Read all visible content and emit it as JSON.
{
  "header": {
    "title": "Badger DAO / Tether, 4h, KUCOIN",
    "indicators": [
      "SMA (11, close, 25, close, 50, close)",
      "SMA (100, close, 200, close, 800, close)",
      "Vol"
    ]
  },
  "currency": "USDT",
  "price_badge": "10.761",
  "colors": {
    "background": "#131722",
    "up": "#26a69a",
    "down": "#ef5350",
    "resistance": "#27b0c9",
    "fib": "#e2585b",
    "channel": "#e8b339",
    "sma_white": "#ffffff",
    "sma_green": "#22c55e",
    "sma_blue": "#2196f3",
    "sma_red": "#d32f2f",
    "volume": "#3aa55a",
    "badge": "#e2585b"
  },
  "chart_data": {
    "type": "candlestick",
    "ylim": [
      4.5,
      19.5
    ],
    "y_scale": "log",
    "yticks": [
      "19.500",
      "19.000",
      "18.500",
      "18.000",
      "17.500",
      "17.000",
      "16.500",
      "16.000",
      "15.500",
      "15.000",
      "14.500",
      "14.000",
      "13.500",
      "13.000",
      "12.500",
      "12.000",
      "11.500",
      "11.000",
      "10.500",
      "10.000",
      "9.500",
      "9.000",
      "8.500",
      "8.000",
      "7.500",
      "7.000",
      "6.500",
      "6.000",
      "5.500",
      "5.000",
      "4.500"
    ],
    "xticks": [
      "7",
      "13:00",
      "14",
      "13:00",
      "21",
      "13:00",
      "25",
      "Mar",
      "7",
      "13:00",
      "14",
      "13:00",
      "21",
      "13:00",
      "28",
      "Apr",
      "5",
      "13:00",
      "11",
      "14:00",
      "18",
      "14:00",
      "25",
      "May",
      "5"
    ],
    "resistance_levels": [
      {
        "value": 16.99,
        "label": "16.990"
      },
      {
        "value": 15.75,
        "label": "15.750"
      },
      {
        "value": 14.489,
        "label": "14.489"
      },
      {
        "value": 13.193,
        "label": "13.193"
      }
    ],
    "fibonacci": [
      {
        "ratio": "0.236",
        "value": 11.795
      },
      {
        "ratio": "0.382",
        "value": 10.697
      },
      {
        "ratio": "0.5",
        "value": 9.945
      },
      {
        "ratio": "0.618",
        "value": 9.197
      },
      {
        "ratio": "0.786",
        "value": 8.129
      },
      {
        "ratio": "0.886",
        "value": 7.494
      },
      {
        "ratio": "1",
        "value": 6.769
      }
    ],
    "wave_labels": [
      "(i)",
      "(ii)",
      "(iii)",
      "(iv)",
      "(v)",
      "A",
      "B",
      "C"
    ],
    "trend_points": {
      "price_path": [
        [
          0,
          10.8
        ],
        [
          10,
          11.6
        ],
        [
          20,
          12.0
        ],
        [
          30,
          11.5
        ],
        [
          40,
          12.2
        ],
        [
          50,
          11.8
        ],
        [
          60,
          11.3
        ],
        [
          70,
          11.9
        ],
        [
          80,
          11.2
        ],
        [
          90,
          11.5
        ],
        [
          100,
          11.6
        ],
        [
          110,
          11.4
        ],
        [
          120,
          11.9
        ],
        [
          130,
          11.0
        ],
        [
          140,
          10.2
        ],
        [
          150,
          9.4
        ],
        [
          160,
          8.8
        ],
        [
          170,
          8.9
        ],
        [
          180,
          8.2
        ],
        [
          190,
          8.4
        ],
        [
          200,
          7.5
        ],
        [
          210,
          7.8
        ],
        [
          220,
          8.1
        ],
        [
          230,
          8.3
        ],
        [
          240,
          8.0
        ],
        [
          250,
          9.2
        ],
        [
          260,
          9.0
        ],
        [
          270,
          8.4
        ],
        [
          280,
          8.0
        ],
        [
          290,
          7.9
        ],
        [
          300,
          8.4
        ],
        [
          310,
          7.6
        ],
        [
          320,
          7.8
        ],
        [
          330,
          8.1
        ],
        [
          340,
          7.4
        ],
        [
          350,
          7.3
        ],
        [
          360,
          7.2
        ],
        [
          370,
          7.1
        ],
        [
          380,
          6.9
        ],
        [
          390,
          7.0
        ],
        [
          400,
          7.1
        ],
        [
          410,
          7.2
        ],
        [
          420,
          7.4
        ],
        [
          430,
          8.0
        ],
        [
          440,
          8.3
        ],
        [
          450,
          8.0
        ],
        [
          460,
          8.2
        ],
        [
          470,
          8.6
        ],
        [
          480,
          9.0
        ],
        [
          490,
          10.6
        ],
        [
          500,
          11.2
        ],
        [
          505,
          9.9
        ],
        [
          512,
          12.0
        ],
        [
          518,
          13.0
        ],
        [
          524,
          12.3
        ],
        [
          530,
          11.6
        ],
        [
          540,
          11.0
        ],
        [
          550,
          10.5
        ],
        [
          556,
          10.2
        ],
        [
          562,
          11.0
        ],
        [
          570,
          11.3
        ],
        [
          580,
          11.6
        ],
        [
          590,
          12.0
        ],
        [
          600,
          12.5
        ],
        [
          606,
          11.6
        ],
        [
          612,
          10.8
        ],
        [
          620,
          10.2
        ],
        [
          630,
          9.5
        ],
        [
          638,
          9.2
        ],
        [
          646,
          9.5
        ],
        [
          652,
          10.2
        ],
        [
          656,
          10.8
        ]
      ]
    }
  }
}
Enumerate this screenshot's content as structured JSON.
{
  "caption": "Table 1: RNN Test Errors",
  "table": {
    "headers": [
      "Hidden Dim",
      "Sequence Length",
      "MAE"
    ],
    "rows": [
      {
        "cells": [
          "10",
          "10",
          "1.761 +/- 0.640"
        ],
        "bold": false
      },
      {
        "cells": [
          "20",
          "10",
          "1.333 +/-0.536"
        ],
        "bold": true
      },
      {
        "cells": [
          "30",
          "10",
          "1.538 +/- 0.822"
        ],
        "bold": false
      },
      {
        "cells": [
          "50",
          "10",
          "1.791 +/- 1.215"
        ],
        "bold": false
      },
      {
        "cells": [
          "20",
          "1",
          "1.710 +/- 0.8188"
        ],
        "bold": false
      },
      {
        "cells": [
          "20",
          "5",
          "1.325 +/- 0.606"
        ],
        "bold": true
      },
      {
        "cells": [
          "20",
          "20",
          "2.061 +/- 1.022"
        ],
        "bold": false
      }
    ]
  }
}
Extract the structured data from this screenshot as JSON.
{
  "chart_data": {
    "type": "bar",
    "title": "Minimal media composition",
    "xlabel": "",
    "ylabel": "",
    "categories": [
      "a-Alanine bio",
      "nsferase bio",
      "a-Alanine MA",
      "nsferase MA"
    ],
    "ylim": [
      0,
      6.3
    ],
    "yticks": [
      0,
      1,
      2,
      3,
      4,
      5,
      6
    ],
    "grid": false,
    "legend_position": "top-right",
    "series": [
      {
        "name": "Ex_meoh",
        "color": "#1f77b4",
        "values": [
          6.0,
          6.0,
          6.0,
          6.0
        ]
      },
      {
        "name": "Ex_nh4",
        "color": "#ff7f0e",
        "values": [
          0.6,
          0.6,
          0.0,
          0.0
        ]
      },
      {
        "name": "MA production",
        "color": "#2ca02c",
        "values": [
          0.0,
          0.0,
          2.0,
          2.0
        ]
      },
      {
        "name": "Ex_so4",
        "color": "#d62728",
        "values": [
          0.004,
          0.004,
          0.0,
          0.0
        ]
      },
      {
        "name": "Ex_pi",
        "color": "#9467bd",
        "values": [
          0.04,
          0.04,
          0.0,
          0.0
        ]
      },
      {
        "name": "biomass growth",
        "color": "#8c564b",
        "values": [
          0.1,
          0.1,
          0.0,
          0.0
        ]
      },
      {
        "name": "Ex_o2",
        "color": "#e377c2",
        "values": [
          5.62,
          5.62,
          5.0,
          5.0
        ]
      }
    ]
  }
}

══════════════════════════════

#### [What is asked]
Copy every line above in which the string "JSON" shows up.

#### [Correct output]
Read all visible content and emit it as JSON.
Enumerate this screenshot's content as structured JSON.
Extract the structured data from this screenshot as JSON.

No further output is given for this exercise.